Saved data entries:

::::::::

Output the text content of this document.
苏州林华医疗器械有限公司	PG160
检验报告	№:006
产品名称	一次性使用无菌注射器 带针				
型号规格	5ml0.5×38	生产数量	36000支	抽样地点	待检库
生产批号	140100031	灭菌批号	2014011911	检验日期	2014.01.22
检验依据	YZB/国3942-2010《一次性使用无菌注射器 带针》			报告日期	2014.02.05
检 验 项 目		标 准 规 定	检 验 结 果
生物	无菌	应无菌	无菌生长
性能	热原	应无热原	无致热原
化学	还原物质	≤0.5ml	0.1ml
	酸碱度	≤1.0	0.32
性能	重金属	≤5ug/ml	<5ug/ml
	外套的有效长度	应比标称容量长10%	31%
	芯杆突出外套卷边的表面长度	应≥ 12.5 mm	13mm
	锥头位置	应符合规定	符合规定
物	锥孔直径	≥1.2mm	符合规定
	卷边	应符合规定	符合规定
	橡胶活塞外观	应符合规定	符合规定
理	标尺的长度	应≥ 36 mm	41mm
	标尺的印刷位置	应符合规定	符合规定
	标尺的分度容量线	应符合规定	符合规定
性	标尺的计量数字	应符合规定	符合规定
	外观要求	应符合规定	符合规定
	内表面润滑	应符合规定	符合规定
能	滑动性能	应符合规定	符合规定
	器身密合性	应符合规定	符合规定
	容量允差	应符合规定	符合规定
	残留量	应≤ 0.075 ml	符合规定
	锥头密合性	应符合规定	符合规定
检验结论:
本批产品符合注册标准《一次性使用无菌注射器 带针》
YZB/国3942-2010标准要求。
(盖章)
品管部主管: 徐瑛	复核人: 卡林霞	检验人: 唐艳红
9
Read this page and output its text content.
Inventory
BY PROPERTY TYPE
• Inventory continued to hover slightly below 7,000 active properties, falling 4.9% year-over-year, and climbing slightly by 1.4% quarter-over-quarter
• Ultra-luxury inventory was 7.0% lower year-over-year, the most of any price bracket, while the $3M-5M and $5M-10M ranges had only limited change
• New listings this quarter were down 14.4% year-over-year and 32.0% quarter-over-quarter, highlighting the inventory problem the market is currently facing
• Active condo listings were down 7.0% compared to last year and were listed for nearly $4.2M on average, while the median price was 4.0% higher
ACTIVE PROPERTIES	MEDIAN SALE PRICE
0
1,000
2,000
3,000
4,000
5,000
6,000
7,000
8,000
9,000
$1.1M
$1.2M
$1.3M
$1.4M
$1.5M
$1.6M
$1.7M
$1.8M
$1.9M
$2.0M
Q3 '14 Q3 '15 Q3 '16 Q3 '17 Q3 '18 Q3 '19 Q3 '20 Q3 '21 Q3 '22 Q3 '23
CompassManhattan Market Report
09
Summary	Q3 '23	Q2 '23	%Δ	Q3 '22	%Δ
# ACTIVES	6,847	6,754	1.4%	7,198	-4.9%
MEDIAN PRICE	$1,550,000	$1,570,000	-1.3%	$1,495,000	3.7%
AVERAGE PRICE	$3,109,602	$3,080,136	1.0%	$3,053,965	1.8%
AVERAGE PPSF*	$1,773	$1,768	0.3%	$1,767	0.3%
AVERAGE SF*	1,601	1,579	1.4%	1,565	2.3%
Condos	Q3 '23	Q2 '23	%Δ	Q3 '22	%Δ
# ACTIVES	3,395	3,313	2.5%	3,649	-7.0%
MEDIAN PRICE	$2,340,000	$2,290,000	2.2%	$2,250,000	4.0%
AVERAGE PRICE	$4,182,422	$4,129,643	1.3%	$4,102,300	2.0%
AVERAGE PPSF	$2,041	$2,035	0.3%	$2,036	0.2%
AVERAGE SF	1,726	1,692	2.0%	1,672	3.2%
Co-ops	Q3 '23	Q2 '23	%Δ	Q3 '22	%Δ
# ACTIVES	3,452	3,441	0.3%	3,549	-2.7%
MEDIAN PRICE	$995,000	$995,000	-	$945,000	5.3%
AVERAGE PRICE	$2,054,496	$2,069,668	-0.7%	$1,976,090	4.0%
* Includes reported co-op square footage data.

::::::::

Scan the listing above and identify each line holding the string "were"; copy every such line.

• New listings this quarter were down 14.4% year-over-year and 32.0% quarter-over-quarter, highlighting the inventory problem the market is currently facing
• Active condo listings were down 7.0% compared to last year and were listed for nearly $4.2M on average, while the median price was 4.0% higher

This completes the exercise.